--- start of Working data ---
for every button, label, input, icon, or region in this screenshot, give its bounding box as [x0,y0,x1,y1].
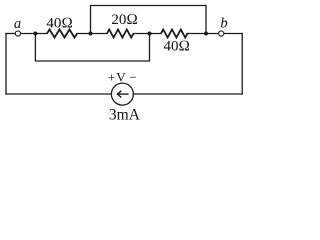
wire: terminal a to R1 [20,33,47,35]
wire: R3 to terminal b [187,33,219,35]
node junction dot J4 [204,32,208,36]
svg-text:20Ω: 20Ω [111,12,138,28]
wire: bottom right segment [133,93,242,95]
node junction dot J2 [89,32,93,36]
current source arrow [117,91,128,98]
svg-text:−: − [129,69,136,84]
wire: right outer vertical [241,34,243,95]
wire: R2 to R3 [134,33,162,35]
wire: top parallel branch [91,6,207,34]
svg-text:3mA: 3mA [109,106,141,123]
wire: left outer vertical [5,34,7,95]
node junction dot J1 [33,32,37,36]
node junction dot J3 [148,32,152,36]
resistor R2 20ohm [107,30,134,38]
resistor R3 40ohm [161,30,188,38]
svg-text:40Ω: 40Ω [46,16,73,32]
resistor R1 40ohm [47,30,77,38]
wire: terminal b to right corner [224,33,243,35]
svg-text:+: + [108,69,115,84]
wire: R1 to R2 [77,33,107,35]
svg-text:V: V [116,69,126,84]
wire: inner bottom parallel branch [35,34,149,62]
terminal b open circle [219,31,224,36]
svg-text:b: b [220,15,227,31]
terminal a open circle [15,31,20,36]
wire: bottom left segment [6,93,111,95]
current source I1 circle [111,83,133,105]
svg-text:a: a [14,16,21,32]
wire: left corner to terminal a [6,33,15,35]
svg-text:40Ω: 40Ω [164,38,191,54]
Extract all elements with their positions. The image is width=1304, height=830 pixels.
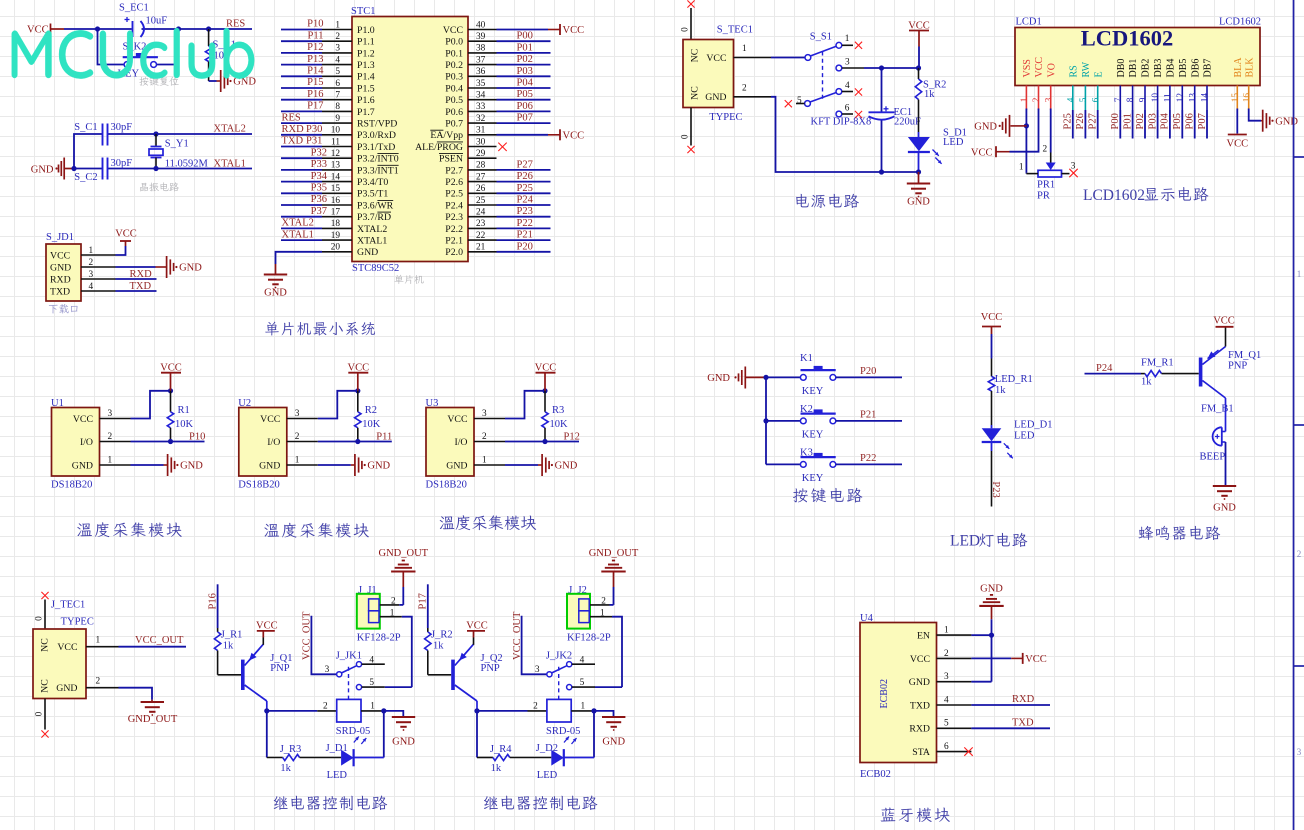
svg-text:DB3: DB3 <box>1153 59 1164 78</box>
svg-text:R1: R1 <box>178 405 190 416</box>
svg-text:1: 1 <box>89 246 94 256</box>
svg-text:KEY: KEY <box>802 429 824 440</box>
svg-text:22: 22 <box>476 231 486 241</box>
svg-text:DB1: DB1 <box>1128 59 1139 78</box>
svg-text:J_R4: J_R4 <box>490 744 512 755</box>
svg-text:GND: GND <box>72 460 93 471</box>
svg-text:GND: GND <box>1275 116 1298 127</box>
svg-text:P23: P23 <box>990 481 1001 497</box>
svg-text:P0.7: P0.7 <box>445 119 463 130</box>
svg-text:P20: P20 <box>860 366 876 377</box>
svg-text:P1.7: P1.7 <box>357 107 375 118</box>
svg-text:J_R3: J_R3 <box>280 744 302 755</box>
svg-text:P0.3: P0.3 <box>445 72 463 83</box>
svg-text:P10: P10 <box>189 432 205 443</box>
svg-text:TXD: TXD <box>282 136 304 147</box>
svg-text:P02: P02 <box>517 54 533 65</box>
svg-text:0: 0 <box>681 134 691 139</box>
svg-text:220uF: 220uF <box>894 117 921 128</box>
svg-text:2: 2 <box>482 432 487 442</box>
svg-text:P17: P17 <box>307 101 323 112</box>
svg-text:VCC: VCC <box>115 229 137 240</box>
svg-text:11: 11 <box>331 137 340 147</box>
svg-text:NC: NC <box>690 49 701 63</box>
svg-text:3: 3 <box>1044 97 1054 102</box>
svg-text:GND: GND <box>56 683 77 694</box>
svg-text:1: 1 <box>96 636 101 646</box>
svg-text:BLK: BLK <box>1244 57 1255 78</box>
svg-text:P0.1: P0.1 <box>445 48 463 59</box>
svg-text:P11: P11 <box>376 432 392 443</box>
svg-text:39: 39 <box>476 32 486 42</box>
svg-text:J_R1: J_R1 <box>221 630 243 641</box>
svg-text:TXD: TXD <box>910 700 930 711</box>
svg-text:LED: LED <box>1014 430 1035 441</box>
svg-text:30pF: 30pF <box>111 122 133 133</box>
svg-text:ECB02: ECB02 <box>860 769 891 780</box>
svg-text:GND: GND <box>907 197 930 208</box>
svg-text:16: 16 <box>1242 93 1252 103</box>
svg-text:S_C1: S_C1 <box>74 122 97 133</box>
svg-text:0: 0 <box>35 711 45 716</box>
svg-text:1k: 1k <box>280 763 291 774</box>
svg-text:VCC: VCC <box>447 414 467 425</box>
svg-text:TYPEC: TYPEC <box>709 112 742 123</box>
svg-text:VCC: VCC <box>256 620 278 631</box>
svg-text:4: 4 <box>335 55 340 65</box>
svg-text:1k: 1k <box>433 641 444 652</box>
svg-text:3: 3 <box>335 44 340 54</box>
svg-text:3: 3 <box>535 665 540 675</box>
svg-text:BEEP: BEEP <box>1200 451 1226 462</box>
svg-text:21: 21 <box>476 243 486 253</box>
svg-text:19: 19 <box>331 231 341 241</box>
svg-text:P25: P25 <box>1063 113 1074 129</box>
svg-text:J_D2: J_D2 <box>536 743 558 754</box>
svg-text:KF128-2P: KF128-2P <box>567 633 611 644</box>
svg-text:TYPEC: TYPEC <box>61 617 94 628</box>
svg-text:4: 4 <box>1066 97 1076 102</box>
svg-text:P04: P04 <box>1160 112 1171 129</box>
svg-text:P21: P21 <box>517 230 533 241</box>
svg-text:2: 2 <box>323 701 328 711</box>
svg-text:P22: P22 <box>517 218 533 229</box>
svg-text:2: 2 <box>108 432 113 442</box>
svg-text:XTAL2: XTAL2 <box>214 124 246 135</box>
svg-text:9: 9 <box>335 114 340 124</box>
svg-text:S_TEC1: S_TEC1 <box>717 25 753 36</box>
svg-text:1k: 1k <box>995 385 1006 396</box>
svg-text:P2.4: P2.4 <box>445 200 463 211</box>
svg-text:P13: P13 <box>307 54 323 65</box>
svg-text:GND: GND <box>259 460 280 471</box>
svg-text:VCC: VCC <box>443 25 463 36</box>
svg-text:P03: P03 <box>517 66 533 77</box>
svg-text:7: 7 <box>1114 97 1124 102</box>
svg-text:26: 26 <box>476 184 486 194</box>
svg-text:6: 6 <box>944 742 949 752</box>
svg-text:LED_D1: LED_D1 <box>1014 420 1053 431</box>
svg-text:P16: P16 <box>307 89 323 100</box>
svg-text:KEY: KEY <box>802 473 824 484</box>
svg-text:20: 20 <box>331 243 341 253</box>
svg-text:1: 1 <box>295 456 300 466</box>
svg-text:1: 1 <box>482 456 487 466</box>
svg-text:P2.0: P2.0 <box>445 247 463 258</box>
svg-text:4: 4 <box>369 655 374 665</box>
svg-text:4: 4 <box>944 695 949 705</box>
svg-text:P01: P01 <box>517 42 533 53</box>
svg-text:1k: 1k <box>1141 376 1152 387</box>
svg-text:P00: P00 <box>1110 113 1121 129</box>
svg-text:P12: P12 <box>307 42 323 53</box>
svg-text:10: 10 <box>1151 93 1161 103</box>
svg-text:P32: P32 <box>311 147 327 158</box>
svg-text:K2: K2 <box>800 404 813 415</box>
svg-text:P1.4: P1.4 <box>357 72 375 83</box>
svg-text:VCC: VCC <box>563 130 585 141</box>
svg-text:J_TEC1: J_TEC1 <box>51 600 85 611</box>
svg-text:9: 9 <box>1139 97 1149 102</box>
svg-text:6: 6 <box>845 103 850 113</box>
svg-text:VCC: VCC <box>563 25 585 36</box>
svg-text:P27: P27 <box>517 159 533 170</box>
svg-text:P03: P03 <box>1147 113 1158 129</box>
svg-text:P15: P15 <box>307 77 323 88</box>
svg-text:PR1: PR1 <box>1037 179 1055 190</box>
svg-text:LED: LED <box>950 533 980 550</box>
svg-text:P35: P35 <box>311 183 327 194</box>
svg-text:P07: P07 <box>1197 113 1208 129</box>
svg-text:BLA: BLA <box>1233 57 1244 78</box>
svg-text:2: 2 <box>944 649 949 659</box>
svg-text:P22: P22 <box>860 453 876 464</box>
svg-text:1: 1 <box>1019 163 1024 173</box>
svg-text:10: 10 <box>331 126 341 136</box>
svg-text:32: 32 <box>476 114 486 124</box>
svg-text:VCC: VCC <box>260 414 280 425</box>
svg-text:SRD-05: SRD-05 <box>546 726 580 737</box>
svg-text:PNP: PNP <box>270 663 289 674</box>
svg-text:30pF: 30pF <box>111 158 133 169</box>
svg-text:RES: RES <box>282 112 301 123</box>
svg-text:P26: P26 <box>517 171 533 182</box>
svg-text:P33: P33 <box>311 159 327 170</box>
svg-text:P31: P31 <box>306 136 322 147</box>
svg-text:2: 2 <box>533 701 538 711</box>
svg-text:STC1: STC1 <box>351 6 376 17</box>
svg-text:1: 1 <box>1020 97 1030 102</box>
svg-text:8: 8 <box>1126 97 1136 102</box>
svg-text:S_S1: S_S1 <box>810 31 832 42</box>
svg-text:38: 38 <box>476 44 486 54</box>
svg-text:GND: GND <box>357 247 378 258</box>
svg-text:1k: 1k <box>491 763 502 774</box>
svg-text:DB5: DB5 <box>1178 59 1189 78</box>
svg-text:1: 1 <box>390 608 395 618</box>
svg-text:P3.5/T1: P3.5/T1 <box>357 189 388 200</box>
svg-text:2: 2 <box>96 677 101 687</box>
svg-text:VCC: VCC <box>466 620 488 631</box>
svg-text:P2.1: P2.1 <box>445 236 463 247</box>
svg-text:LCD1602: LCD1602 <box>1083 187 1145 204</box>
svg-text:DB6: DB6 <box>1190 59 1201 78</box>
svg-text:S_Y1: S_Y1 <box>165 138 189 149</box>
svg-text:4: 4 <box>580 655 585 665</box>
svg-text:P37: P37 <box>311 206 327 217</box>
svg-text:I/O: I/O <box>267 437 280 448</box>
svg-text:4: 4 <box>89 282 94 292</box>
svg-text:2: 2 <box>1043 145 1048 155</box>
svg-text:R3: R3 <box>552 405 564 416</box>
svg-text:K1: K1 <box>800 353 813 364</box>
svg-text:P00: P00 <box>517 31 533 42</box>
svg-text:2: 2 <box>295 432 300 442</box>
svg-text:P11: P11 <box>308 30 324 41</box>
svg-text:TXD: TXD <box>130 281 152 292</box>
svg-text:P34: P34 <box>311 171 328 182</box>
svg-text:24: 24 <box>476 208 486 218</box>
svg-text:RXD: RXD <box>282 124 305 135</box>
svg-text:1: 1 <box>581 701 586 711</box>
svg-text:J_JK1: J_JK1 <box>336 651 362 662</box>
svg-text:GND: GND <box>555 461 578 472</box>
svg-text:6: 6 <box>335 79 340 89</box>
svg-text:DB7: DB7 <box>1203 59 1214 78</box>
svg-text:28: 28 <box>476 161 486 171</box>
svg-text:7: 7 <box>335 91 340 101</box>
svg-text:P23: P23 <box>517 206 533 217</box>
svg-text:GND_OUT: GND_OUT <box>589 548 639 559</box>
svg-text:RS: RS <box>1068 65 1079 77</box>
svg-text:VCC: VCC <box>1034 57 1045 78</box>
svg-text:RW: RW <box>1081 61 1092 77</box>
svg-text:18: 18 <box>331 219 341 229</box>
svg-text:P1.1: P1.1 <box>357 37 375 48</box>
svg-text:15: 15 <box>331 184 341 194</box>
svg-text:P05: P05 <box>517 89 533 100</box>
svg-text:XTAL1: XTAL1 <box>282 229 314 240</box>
--- end of Working data ---
**Directions for this task**
Reproduce the lines verbatim, beginning at the line that contains "svg-text:DB3: DB3 <box>1153 59 1164 78</box>" and stopping after the line that contains "svg-text:DB1: DB1 <box>1128 59 1139 78</box>".

**Reply**
svg-text:DB3: DB3 <box>1153 59 1164 78</box>
svg-text:R1: R1 <box>178 405 190 416</box>
svg-text:1: 1 <box>89 246 94 256</box>
svg-text:KEY: KEY <box>802 429 824 440</box>
svg-text:22: 22 <box>476 231 486 241</box>
svg-text:DB1: DB1 <box>1128 59 1139 78</box>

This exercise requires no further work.